--- start ---
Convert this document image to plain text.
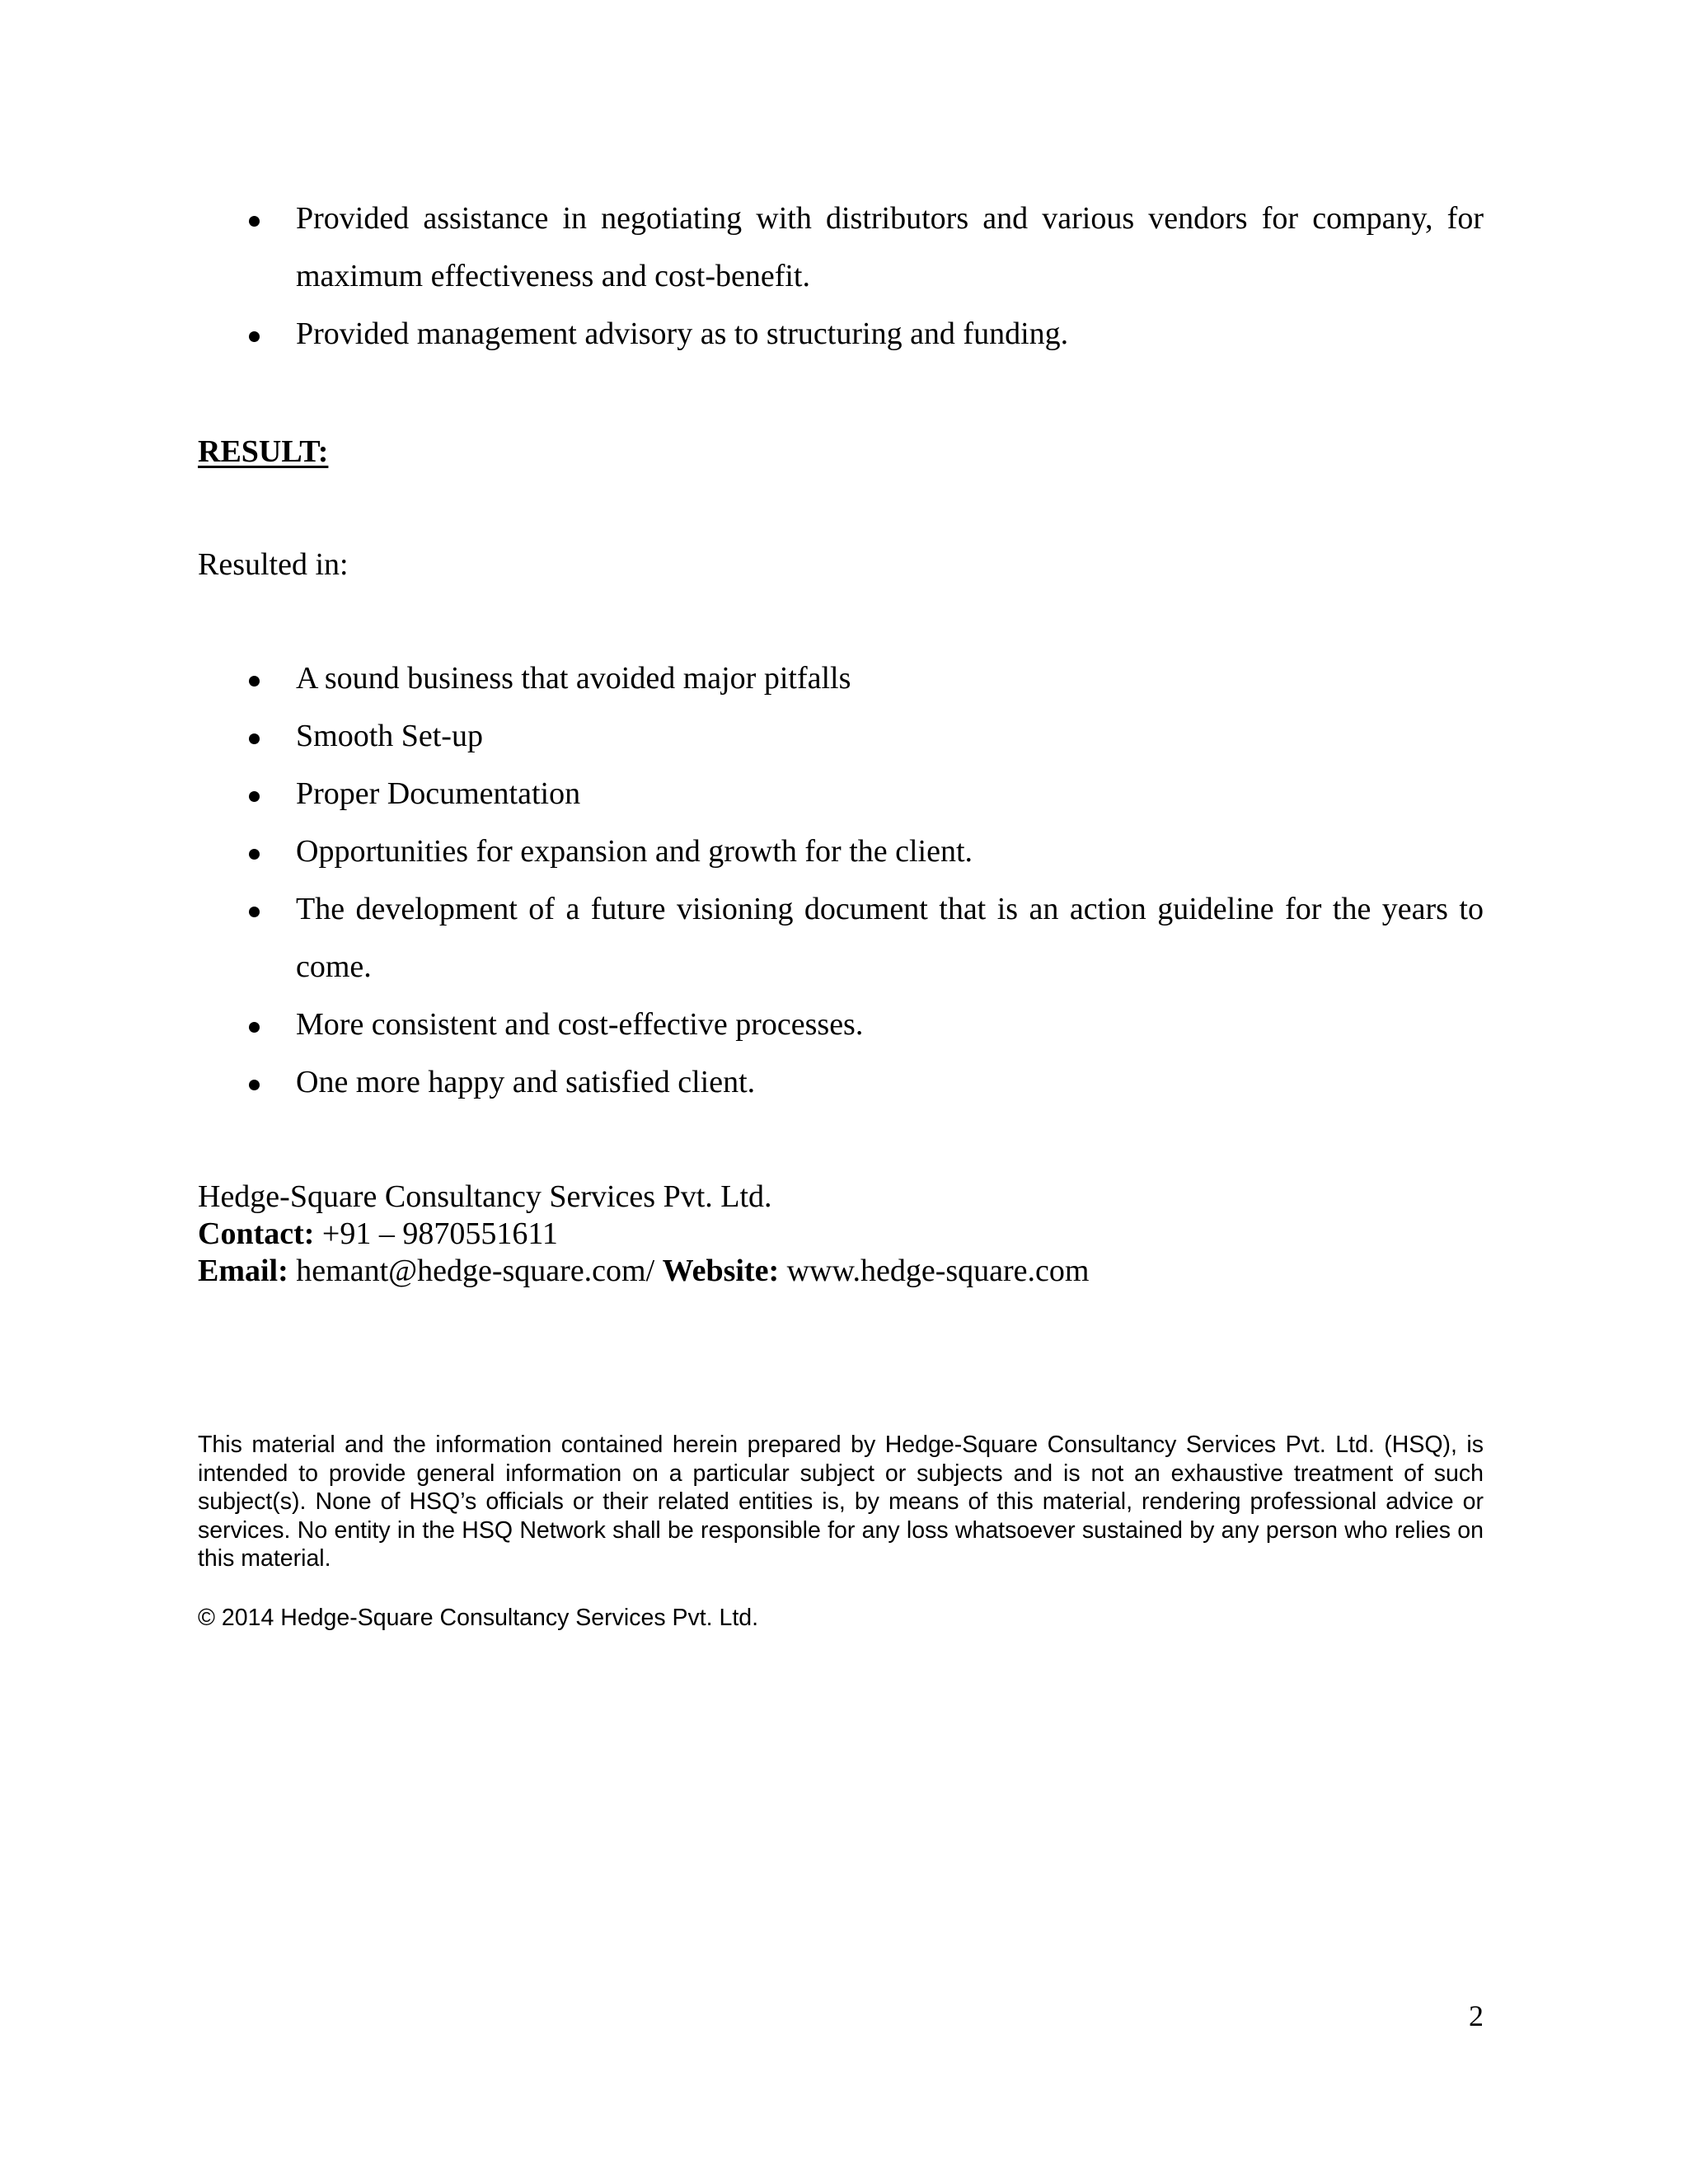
Provided assistance in negotiating with distributors and various vendors for company, for maximum effectiveness and cost-benefit.
Provided management advisory as to structuring and funding.
RESULT:
Resulted in:
A sound business that avoided major pitfalls
Smooth Set-up
Proper Documentation
Opportunities for expansion and growth for the client.
The development of a future visioning document that is an action guideline for the years to come.
More consistent and cost-effective processes.
One more happy and satisfied client.
Hedge-Square Consultancy Services Pvt. Ltd.
Contact: +91 – 9870551611
Email: hemant@hedge-square.com/ Website: www.hedge-square.com

This material and the information contained herein prepared by Hedge-Square Consultancy Services Pvt. Ltd. (HSQ), is intended to provide general information on a particular subject or subjects and is not an exhaustive treatment of such subject(s). None of HSQ’s officials or their related entities is, by means of this material, rendering professional advice or services. No entity in the HSQ Network shall be responsible for any loss whatsoever sustained by any person who relies on this material.

© 2014 Hedge-Square Consultancy Services Pvt. Ltd.

2
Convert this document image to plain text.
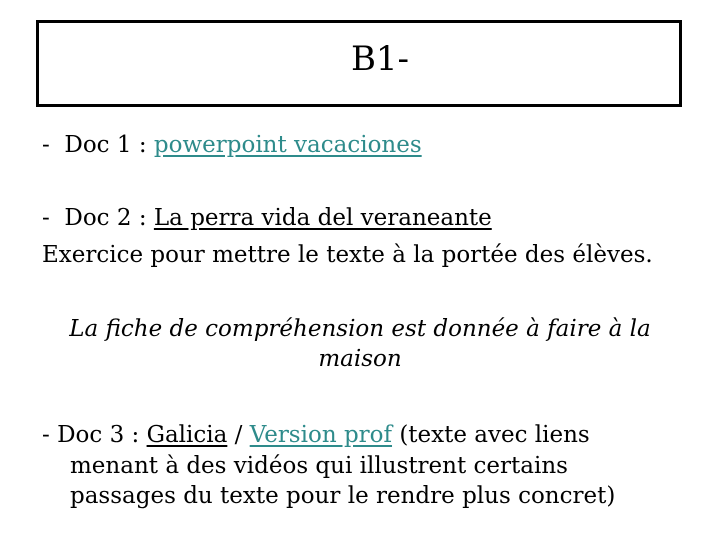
B1-
-  Doc 1 : powerpoint vacaciones
-  Doc 2 : La perra vida del veraneante
Exercice pour mettre le texte à la portée des élèves.
La fiche de compréhension est donnée à faire à la
maison
- Doc 3 : Galicia / Version prof (texte avec liens
menant à des vidéos qui illustrent certains
passages du texte pour le rendre plus concret)
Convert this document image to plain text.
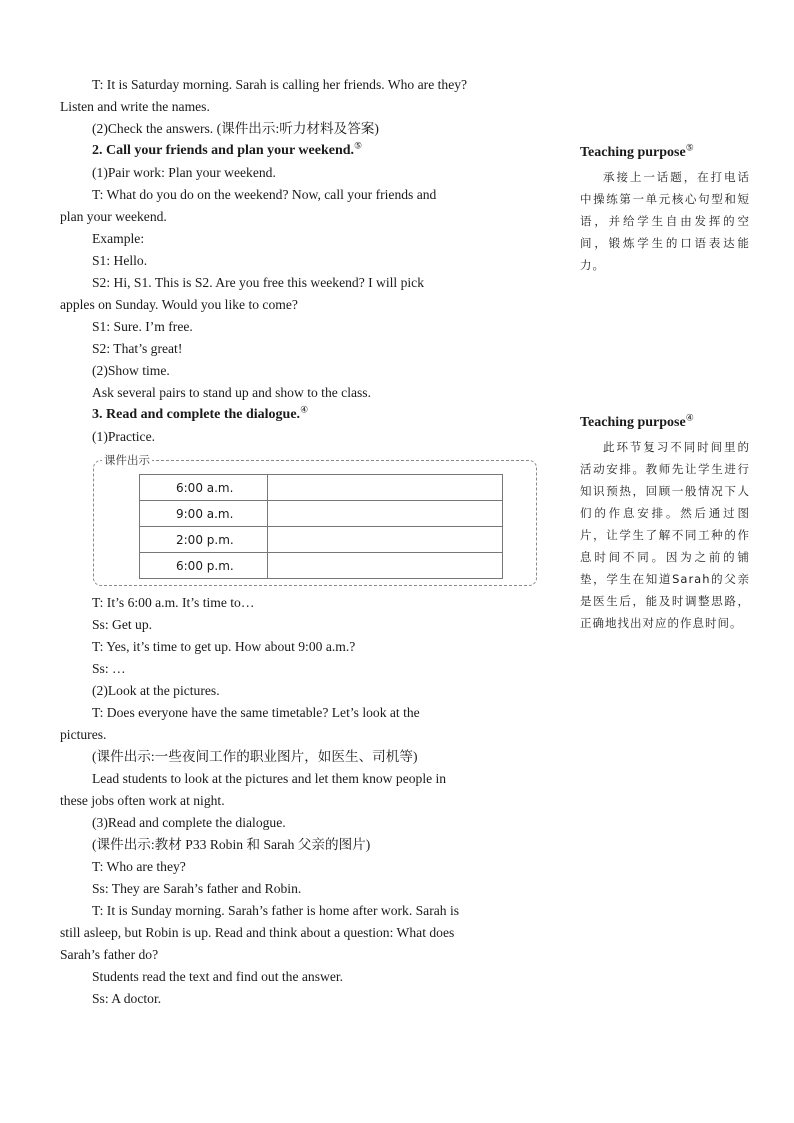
T: It is Saturday morning. Sarah is calling her friends. Who are they?
Listen and write the names.
(2)Check the answers. (课件出示:听力材料及答案)
2. Call your friends and plan your weekend.⑤
(1)Pair work: Plan your weekend.
T: What do you do on the weekend? Now, call your friends and
plan your weekend.
Example:
S1: Hello.
S2: Hi, S1. This is S2. Are you free this weekend? I will pick
apples on Sunday. Would you like to come?
S1: Sure. I’m free.
S2: That’s great!
(2)Show time.
Ask several pairs to stand up and show to the class.
3. Read and complete the dialogue.④
(1)Practice.
课件出示
6:00 a.m.	
9:00 a.m.	
2:00 p.m.	
6:00 p.m.	
T: It’s 6:00 a.m. It’s time to…
Ss: Get up.
T: Yes, it’s time to get up. How about 9:00 a.m.?
Ss: …
(2)Look at the pictures.
T: Does everyone have the same timetable? Let’s look at the
pictures.
(课件出示:一些夜间工作的职业图片，如医生、司机等)
Lead students to look at the pictures and let them know people in
these jobs often work at night.
(3)Read and complete the dialogue.
(课件出示:教材 P33 Robin 和 Sarah 父亲的图片)
T: Who are they?
Ss: They are Sarah’s father and Robin.
T: It is Sunday morning. Sarah’s father is home after work. Sarah is
still asleep, but Robin is up. Read and think about a question: What does
Sarah’s father do?
Students read the text and find out the answer.
Ss: A doctor.
Teaching purpose⑤
承接上一话题，在打电话中操练第一单元核心句型和短语，并给学生自由发挥的空间，锻炼学生的口语表达能力。
Teaching purpose④
此环节复习不同时间里的活动安排。教师先让学生进行知识预热，回顾一般情况下人们的作息安排。然后通过图片，让学生了解不同工种的作息时间不同。因为之前的铺垫，学生在知道Sarah的父亲是医生后，能及时调整思路，正确地找出对应的作息时间。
--- end ---
List the lines of the entries that include "cost".

Provided assistance in negotiating with distributors and various vendors for company, for maximum effectiveness and cost-benefit.
More consistent and cost-effective processes.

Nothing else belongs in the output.